= TASK BRIEF =
Count the lines below that contain the word "boxes". Give only the number.

= Items stored from a collection =
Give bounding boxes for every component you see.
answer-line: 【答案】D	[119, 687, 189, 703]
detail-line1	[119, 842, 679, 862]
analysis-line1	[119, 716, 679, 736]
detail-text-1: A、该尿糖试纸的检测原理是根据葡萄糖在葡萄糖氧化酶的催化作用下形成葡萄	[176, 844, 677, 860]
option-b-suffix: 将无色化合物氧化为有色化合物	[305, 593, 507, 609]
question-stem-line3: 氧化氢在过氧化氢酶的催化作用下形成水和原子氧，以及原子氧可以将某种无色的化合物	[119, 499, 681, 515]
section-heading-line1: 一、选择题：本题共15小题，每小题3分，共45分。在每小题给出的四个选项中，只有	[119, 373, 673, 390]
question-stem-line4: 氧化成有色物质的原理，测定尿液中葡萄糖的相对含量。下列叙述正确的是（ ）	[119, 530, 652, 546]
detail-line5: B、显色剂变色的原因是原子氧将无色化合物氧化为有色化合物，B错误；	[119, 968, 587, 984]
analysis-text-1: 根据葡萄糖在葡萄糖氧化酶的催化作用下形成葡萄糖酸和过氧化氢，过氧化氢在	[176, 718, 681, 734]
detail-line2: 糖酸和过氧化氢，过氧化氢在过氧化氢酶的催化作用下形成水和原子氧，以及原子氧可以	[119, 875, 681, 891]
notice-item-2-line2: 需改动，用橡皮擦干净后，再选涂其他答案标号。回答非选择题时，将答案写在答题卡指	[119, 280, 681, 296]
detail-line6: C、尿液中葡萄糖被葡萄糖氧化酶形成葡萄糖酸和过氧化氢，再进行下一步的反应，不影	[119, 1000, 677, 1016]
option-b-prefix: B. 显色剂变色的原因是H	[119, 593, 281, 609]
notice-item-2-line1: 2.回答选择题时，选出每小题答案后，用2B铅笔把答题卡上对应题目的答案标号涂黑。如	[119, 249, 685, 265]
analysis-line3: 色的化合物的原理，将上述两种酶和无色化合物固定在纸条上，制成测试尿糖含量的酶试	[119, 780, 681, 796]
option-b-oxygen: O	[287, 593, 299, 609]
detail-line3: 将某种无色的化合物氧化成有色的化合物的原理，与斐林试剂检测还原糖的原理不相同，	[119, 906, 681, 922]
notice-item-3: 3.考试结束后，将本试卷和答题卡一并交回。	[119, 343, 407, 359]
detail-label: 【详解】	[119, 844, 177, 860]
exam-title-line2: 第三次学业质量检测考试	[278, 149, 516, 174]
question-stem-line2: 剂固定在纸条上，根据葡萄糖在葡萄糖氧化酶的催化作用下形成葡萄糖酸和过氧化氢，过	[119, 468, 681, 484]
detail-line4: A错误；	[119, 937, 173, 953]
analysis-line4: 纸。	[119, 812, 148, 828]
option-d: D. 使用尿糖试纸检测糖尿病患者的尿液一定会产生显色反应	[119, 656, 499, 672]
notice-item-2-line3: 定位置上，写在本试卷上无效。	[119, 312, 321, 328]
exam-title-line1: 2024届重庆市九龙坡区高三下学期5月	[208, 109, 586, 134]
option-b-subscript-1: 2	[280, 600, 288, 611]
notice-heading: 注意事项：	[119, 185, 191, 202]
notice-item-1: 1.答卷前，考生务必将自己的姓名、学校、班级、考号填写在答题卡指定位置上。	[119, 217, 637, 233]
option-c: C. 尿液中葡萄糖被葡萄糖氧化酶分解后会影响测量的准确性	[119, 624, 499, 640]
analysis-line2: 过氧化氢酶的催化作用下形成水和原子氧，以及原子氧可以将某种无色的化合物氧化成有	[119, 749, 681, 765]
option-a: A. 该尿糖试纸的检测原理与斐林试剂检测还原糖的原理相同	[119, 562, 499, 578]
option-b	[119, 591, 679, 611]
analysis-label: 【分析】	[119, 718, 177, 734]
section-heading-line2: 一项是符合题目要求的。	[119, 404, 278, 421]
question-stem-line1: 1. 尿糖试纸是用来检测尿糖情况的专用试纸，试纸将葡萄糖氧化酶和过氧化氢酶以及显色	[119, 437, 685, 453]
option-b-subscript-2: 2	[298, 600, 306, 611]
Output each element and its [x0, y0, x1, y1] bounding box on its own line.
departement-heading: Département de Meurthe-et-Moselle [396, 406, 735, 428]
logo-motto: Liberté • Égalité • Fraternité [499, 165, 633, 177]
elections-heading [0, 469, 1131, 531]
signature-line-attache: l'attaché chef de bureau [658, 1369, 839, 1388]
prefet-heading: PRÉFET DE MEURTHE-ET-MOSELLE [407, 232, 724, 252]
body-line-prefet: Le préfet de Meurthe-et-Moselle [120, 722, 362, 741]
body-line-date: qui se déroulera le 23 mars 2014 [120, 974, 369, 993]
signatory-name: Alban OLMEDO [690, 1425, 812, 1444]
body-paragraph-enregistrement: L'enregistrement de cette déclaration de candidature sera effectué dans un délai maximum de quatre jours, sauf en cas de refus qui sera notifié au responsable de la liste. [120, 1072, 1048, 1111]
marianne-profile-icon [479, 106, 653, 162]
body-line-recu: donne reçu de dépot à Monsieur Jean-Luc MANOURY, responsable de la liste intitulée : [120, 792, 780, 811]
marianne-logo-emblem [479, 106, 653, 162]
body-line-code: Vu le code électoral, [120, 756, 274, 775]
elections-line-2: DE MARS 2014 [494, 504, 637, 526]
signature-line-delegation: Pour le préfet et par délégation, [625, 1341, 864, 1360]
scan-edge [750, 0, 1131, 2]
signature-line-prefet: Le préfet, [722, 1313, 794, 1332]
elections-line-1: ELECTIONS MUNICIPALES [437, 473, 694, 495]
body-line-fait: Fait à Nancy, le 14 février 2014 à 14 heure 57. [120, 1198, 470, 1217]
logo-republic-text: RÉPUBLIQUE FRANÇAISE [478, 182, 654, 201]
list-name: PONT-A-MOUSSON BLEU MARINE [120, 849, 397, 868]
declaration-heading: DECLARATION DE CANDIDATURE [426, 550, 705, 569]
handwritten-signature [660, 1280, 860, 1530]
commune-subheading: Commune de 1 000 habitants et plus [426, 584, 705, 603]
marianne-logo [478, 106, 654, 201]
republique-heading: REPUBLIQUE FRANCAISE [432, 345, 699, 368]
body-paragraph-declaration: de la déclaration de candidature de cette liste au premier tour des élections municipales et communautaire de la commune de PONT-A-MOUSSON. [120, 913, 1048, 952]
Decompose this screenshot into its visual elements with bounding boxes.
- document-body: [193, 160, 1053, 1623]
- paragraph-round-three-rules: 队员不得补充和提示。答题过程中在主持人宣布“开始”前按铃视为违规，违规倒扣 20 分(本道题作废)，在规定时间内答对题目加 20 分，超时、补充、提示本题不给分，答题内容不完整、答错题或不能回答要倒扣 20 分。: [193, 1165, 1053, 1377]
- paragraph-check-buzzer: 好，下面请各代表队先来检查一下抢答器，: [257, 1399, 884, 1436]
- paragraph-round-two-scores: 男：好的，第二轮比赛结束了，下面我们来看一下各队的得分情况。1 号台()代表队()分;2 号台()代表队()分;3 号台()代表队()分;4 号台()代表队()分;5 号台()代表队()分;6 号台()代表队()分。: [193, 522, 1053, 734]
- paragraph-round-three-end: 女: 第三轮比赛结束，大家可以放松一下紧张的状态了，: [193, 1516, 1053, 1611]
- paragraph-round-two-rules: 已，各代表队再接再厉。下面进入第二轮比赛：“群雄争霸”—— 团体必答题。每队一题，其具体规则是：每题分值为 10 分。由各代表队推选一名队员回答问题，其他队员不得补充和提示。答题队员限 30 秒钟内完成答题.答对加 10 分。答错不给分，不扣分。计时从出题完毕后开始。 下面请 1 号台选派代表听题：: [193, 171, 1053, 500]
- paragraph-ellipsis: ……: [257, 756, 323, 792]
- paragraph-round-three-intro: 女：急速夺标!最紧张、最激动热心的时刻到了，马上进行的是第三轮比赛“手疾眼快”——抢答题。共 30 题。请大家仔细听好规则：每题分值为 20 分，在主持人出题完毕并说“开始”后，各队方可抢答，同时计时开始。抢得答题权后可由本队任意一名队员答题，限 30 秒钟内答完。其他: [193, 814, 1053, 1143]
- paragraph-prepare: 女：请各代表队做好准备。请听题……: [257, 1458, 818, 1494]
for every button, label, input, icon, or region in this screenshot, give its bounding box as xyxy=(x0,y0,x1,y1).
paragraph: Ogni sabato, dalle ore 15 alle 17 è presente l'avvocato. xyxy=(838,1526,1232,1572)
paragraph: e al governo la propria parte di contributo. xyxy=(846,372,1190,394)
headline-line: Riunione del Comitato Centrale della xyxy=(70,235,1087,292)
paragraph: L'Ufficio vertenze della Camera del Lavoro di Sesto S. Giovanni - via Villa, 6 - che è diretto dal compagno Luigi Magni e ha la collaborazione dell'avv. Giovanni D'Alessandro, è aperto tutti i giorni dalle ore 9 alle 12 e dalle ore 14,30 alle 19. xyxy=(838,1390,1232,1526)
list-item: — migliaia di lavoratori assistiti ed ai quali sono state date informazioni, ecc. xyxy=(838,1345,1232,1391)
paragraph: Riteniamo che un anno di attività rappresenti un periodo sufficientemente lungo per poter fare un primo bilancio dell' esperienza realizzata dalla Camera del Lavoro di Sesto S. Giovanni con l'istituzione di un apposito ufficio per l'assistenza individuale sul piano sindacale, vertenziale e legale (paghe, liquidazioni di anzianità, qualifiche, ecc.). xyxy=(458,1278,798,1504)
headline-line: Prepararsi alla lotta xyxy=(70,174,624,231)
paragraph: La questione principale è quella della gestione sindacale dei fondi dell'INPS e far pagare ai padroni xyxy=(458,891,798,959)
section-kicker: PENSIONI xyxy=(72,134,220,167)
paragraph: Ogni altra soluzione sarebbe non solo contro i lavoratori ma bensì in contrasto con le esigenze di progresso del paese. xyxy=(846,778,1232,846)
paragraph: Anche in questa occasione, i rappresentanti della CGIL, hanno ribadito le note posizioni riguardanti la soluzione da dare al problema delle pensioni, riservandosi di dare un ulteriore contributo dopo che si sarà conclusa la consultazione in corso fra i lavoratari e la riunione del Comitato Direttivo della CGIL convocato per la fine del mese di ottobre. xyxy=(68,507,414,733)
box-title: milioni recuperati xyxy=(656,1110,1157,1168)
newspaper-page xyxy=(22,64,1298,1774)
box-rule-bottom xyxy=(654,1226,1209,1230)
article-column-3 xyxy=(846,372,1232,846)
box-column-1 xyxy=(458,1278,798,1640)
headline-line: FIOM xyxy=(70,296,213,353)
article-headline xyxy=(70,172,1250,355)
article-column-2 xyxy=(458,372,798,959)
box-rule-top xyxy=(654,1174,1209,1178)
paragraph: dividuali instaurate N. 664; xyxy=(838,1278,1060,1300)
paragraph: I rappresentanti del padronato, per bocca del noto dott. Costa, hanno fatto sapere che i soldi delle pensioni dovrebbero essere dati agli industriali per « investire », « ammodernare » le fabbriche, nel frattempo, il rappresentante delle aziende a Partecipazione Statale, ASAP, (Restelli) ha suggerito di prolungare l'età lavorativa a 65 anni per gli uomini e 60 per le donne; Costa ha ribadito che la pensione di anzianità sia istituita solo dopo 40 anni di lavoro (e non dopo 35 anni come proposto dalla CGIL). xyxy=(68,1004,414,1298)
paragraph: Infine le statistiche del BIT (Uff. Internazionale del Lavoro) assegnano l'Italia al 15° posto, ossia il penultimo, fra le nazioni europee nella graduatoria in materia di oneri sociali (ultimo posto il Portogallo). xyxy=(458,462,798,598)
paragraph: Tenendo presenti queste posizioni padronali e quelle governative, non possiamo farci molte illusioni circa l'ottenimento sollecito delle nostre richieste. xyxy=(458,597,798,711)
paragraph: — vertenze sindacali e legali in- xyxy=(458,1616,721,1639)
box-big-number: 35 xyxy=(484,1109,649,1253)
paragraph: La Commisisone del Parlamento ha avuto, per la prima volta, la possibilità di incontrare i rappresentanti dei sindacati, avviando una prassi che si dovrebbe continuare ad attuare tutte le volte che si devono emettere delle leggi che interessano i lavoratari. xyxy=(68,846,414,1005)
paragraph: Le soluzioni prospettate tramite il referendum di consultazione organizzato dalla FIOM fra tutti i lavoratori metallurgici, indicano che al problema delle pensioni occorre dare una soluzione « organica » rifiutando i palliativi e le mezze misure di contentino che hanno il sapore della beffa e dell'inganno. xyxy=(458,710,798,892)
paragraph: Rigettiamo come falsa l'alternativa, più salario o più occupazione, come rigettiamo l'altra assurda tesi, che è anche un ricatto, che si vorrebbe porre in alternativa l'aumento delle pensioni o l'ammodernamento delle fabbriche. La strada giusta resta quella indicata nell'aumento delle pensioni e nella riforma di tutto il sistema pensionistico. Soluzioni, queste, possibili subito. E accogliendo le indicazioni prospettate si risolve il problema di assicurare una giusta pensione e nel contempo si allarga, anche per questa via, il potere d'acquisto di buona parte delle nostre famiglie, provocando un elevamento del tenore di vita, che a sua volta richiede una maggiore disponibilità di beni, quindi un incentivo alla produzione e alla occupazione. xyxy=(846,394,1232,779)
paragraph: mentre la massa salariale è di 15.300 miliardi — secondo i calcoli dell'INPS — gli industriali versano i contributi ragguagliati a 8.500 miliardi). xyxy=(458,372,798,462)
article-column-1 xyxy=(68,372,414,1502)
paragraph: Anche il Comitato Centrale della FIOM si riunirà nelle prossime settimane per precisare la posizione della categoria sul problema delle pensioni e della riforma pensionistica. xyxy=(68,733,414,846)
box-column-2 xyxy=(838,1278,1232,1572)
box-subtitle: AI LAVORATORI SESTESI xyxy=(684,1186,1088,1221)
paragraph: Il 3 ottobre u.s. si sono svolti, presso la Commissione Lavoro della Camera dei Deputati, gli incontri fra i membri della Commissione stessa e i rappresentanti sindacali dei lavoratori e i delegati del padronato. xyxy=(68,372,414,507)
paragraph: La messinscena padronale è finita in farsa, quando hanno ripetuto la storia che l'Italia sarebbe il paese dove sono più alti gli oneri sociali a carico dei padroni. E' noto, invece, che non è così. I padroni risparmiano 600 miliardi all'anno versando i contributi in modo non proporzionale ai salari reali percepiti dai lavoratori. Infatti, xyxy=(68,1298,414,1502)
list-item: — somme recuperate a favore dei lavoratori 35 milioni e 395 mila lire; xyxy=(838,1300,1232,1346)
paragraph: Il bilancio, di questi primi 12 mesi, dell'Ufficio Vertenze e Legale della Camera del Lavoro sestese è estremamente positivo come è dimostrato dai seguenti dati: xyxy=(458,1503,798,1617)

= RESULT =
2